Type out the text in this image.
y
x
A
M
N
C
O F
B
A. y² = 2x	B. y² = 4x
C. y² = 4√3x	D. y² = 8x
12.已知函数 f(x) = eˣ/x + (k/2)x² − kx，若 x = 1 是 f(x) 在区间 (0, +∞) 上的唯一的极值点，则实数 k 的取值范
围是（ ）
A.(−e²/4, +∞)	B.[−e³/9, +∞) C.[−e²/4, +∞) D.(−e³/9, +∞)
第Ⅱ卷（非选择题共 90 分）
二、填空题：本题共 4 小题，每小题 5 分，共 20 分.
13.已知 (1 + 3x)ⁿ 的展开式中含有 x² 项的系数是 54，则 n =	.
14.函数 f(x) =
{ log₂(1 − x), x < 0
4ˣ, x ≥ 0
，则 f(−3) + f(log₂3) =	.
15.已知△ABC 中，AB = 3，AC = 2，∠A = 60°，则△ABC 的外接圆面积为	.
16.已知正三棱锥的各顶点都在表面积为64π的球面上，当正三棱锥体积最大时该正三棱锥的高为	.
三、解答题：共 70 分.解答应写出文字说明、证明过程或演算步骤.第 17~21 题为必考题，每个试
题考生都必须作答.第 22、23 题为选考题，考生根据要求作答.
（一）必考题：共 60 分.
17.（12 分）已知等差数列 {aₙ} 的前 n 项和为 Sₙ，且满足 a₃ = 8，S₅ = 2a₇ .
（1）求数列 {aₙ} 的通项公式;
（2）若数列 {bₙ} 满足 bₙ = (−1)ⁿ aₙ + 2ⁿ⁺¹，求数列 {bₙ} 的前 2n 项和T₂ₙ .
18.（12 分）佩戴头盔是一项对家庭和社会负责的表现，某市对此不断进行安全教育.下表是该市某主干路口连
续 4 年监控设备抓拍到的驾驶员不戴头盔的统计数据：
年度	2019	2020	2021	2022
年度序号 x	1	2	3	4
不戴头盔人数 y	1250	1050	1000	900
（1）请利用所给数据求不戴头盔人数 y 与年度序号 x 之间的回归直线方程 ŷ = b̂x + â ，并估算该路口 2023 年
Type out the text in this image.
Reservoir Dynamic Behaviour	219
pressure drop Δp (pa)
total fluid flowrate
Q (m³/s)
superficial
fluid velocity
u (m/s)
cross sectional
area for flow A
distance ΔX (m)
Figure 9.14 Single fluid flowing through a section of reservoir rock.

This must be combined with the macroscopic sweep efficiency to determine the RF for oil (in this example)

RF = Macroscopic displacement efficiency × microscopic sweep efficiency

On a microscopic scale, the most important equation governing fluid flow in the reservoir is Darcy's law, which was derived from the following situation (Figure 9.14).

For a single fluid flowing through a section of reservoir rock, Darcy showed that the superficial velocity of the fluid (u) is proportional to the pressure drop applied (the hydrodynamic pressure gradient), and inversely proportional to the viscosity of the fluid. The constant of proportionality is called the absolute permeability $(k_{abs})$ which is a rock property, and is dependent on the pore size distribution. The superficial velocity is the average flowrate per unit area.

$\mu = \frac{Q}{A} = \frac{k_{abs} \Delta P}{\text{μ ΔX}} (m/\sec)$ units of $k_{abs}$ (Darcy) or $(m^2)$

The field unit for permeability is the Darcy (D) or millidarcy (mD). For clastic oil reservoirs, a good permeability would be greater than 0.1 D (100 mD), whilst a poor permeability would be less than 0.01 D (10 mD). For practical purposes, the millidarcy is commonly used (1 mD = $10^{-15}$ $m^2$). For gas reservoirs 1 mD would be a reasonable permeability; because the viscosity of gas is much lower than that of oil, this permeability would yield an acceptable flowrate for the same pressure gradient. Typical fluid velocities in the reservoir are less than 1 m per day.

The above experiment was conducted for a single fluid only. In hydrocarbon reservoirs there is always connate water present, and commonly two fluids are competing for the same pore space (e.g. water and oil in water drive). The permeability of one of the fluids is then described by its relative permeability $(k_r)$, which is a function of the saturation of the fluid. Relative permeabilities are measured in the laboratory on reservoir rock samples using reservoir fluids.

========

Hand back the material above in full, exactly as written.

● Result of the task:
Type out the text in this image.
y
x
A
M
N
C
O F
B
A. y² = 2x	B. y² = 4x
C. y² = 4√3x	D. y² = 8x
12.已知函数 f(x) = eˣ/x + (k/2)x² − kx，若 x = 1 是 f(x) 在区间 (0, +∞) 上的唯一的极值点，则实数 k 的取值范
围是（ ）
A.(−e²/4, +∞)	B.[−e³/9, +∞) C.[−e²/4, +∞) D.(−e³/9, +∞)
第Ⅱ卷（非选择题共 90 分）
二、填空题：本题共 4 小题，每小题 5 分，共 20 分.
13.已知 (1 + 3x)ⁿ 的展开式中含有 x² 项的系数是 54，则 n =	.
14.函数 f(x) =
{ log₂(1 − x), x < 0
4ˣ, x ≥ 0
，则 f(−3) + f(log₂3) =	.
15.已知△ABC 中，AB = 3，AC = 2，∠A = 60°，则△ABC 的外接圆面积为	.
16.已知正三棱锥的各顶点都在表面积为64π的球面上，当正三棱锥体积最大时该正三棱锥的高为	.
三、解答题：共 70 分.解答应写出文字说明、证明过程或演算步骤.第 17~21 题为必考题，每个试
题考生都必须作答.第 22、23 题为选考题，考生根据要求作答.
（一）必考题：共 60 分.
17.（12 分）已知等差数列 {aₙ} 的前 n 项和为 Sₙ，且满足 a₃ = 8，S₅ = 2a₇ .
（1）求数列 {aₙ} 的通项公式;
（2）若数列 {bₙ} 满足 bₙ = (−1)ⁿ aₙ + 2ⁿ⁺¹，求数列 {bₙ} 的前 2n 项和T₂ₙ .
18.（12 分）佩戴头盔是一项对家庭和社会负责的表现，某市对此不断进行安全教育.下表是该市某主干路口连
续 4 年监控设备抓拍到的驾驶员不戴头盔的统计数据：
年度	2019	2020	2021	2022
年度序号 x	1	2	3	4
不戴头盔人数 y	1250	1050	1000	900
（1）请利用所给数据求不戴头盔人数 y 与年度序号 x 之间的回归直线方程 ŷ = b̂x + â ，并估算该路口 2023 年
Type out the text in this image.
Reservoir Dynamic Behaviour	219
pressure drop Δp (pa)
total fluid flowrate
Q (m³/s)
superficial
fluid velocity
u (m/s)
cross sectional
area for flow A
distance ΔX (m)
Figure 9.14 Single fluid flowing through a section of reservoir rock.

This must be combined with the macroscopic sweep efficiency to determine the RF for oil (in this example)

RF = Macroscopic displacement efficiency × microscopic sweep efficiency

On a microscopic scale, the most important equation governing fluid flow in the reservoir is Darcy's law, which was derived from the following situation (Figure 9.14).

For a single fluid flowing through a section of reservoir rock, Darcy showed that the superficial velocity of the fluid (u) is proportional to the pressure drop applied (the hydrodynamic pressure gradient), and inversely proportional to the viscosity of the fluid. The constant of proportionality is called the absolute permeability $(k_{abs})$ which is a rock property, and is dependent on the pore size distribution. The superficial velocity is the average flowrate per unit area.

$\mu = \frac{Q}{A} = \frac{k_{abs} \Delta P}{\text{μ ΔX}} (m/\sec)$ units of $k_{abs}$ (Darcy) or $(m^2)$

The field unit for permeability is the Darcy (D) or millidarcy (mD). For clastic oil reservoirs, a good permeability would be greater than 0.1 D (100 mD), whilst a poor permeability would be less than 0.01 D (10 mD). For practical purposes, the millidarcy is commonly used (1 mD = $10^{-15}$ $m^2$). For gas reservoirs 1 mD would be a reasonable permeability; because the viscosity of gas is much lower than that of oil, this permeability would yield an acceptable flowrate for the same pressure gradient. Typical fluid velocities in the reservoir are less than 1 m per day.

The above experiment was conducted for a single fluid only. In hydrocarbon reservoirs there is always connate water present, and commonly two fluids are competing for the same pore space (e.g. water and oil in water drive). The permeability of one of the fluids is then described by its relative permeability $(k_r)$, which is a function of the saturation of the fluid. Relative permeabilities are measured in the laboratory on reservoir rock samples using reservoir fluids.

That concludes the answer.